Work item »
Look through the listing below and say how many lines contain the word "this". Nothing else belongs in the reply.

Exercise inputs »
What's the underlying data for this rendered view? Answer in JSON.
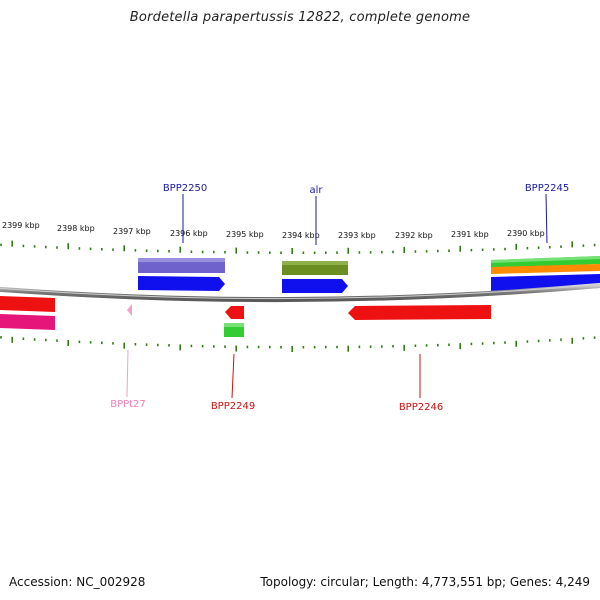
{
  "title": "Bordetella parapertussis 12822, complete genome",
  "footer": {
    "accession": "Accession: NC_002928",
    "summary": "Topology: circular; Length: 4,773,551 bp; Genes: 4,249"
  },
  "ruler": {
    "tick_labels": [
      "2399 kbp",
      "2398 kbp",
      "2397 kbp",
      "2396 kbp",
      "2395 kbp",
      "2394 kbp",
      "2393 kbp",
      "2392 kbp",
      "2391 kbp",
      "2390 kbp"
    ],
    "tick_color": "#2e7d12"
  },
  "backbone_color": "#8c8c8c",
  "gene_labels": [
    {
      "text": "BPP2250",
      "color": "#1a1aa0",
      "side": "top"
    },
    {
      "text": "alr",
      "color": "#1a1aa0",
      "side": "top"
    },
    {
      "text": "BPP2245",
      "color": "#1a1aa0",
      "side": "top"
    },
    {
      "text": "BPPt27",
      "color": "#f07fb8",
      "side": "bottom"
    },
    {
      "text": "BPP2249",
      "color": "#cc1111",
      "side": "bottom"
    },
    {
      "text": "BPP2246",
      "color": "#cc1111",
      "side": "bottom"
    }
  ],
  "feature_colors": {
    "cds_forward": "#1010ee",
    "cds_reverse": "#ee1111",
    "cog_purple": "#6f62cc",
    "cog_olive": "#6b8e23",
    "cog_green": "#33cc33",
    "cog_orange": "#ff8c00",
    "cog_magenta": "#e6157a",
    "trna": "#f4a0c8"
  }
}
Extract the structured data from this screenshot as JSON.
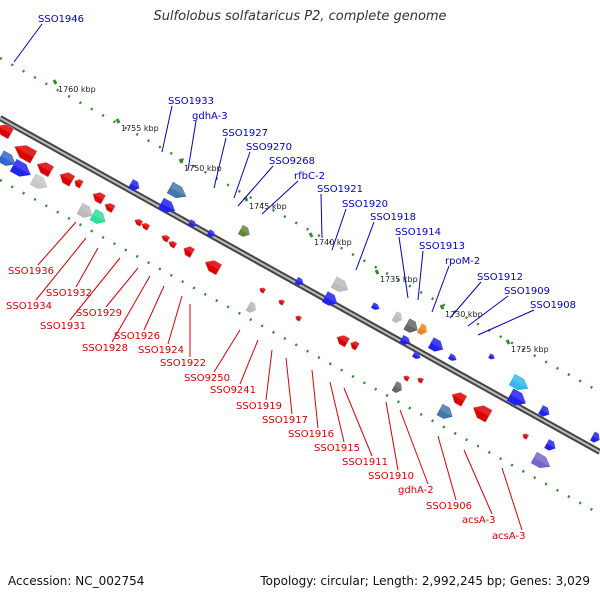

Completed exercise »
2